Data lines:
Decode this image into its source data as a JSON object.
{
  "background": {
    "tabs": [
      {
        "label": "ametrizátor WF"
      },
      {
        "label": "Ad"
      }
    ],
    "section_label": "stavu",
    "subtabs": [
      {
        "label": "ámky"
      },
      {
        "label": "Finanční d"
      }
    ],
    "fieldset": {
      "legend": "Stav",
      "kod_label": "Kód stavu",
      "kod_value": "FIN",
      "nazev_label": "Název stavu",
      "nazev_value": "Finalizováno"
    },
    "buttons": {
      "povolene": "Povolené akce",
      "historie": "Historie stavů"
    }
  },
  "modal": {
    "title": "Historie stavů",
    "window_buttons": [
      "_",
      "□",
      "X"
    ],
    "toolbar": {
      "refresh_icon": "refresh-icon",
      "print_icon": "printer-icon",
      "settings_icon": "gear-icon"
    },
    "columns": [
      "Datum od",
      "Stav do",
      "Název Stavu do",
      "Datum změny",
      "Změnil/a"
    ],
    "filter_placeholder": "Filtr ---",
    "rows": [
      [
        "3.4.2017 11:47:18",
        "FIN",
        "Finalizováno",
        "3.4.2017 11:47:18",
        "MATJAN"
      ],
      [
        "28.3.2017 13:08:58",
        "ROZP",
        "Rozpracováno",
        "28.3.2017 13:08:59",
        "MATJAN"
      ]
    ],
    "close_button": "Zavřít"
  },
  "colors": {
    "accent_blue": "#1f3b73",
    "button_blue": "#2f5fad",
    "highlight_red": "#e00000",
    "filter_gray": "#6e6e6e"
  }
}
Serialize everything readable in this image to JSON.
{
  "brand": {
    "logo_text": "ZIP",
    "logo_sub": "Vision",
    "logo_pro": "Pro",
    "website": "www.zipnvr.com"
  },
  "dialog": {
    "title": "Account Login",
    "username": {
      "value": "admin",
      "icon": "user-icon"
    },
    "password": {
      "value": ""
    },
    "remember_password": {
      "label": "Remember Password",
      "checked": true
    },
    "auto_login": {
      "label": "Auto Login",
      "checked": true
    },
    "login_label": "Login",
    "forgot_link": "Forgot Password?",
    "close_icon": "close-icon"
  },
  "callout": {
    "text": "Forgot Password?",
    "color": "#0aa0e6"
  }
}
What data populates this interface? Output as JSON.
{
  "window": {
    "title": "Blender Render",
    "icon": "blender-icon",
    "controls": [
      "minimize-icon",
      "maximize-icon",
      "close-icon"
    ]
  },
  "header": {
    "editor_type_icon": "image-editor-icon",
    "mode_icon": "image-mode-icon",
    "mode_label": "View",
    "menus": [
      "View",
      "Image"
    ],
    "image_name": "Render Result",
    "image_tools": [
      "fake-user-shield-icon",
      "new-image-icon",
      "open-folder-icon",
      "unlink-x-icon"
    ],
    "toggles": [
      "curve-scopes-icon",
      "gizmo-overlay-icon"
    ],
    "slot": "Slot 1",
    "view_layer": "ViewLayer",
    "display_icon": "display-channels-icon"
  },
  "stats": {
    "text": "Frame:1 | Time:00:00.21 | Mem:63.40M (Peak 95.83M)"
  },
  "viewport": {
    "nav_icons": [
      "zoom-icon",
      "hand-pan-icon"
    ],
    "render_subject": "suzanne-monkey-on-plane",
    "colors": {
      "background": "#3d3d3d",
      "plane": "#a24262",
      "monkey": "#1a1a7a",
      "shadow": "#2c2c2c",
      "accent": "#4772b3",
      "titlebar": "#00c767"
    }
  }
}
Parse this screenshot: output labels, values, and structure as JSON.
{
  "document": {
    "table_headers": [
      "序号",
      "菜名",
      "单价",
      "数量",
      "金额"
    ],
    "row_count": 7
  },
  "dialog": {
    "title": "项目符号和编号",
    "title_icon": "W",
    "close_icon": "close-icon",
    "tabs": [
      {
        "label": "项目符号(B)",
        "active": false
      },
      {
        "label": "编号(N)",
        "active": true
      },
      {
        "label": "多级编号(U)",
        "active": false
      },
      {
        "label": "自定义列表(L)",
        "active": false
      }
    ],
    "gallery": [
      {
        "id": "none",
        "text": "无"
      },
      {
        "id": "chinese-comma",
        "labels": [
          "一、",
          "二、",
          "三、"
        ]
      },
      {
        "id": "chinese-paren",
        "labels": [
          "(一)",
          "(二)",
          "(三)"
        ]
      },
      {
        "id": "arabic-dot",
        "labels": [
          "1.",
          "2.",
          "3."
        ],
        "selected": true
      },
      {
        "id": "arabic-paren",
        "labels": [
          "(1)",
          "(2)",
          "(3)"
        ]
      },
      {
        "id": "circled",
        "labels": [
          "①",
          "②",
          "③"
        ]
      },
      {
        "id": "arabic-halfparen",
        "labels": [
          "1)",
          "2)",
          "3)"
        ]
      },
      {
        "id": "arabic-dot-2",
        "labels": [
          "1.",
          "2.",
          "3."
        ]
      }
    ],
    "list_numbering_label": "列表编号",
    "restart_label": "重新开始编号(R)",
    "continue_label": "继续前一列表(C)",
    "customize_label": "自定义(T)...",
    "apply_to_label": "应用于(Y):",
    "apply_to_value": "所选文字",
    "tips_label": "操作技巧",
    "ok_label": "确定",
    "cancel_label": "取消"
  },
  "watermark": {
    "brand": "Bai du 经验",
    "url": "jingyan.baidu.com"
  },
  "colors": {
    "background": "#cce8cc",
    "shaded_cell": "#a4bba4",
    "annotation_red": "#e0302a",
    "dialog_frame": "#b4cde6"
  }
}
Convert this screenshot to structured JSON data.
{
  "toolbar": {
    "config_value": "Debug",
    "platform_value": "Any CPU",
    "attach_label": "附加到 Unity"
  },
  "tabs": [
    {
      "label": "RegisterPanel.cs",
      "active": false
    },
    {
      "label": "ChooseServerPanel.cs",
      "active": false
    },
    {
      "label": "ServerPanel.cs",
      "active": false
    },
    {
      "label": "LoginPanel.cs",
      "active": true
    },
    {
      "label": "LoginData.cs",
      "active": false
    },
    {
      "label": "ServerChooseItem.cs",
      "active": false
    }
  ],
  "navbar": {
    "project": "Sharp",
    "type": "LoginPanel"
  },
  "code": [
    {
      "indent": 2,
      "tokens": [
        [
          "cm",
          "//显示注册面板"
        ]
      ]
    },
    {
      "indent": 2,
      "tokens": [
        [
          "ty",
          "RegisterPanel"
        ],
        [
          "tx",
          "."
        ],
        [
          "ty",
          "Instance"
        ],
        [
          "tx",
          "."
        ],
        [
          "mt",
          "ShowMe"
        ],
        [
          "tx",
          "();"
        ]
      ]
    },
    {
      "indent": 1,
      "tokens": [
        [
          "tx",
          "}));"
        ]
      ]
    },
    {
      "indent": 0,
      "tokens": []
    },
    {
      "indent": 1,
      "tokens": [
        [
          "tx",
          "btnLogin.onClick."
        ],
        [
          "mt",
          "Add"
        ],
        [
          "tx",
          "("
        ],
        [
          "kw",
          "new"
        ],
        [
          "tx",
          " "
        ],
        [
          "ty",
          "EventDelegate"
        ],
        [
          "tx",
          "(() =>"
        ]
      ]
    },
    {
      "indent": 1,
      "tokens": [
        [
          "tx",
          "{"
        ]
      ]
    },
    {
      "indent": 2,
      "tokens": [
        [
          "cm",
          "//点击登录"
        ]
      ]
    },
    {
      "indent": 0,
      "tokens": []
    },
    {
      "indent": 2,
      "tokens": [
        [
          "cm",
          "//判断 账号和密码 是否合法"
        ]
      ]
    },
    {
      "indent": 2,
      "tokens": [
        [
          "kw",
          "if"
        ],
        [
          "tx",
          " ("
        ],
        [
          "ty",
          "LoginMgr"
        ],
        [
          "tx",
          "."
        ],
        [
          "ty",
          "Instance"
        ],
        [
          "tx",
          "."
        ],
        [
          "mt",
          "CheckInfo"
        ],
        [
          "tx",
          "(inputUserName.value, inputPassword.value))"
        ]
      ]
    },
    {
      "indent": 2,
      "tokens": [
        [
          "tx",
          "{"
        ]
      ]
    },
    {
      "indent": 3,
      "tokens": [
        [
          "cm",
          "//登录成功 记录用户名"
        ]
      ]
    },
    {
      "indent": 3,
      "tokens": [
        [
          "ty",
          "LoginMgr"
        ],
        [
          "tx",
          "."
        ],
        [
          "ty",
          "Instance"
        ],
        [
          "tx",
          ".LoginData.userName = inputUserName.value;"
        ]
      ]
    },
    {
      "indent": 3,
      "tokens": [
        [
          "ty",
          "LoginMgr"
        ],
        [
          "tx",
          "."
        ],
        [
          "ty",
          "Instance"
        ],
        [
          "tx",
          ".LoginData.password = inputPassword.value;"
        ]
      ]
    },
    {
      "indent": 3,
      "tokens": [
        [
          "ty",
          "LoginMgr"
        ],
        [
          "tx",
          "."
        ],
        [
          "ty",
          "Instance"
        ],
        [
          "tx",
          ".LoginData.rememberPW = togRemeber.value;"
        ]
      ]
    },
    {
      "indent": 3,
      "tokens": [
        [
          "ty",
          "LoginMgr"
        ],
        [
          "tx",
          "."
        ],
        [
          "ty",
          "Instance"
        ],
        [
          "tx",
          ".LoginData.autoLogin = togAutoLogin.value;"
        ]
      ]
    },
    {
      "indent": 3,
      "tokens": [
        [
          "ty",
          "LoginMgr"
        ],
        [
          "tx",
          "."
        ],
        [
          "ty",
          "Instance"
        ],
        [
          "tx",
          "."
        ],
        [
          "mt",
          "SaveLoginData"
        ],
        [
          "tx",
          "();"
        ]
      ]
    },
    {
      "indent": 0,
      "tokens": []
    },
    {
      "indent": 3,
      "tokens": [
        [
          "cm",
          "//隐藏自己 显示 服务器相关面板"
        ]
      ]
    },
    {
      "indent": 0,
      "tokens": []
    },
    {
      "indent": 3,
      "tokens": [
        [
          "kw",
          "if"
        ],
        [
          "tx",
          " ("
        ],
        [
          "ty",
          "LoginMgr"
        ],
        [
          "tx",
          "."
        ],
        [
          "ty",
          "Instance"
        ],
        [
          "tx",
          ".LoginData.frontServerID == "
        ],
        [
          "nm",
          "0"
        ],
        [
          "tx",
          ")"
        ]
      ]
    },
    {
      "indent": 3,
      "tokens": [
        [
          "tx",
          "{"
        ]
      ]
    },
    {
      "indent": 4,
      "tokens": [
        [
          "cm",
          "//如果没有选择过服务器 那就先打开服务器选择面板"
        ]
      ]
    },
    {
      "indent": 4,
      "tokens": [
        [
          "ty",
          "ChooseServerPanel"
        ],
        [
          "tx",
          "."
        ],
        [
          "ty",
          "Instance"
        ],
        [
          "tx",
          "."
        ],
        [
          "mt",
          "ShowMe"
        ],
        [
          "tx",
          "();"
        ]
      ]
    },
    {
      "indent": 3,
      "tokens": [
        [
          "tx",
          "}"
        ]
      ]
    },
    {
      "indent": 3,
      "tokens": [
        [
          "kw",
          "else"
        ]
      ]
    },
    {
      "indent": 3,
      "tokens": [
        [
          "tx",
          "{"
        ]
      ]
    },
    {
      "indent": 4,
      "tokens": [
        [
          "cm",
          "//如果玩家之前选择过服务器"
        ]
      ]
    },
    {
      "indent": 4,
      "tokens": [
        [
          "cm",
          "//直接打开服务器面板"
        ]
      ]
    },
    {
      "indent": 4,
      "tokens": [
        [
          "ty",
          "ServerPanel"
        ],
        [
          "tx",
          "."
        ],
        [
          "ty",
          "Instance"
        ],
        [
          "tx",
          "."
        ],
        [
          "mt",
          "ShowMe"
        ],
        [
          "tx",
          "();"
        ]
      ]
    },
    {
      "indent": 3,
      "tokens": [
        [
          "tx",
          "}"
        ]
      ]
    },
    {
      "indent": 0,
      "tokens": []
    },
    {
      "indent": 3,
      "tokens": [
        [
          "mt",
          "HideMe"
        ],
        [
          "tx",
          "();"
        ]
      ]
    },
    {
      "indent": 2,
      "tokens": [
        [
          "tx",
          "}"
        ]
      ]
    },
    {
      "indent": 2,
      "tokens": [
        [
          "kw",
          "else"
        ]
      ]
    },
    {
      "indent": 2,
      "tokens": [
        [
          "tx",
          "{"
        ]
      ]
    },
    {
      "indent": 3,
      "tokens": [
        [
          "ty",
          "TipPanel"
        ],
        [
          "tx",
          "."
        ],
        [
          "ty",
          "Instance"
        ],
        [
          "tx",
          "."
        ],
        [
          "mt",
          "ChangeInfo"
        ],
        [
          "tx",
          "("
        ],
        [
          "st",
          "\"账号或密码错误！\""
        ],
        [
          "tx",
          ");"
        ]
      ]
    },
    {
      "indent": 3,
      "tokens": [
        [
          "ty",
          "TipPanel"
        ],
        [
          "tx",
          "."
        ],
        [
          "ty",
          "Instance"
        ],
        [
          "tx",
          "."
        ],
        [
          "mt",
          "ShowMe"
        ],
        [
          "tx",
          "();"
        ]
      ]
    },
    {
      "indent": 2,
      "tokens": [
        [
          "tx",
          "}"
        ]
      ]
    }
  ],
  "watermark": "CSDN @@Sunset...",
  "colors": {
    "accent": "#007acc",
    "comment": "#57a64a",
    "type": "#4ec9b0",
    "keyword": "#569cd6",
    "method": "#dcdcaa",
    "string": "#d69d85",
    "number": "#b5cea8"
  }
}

What you will do: Gather all lines where the word "plane" appears.

Solution for this exercise:
    "render_subject": "suzanne-monkey-on-plane",
      "plane": "#a24262",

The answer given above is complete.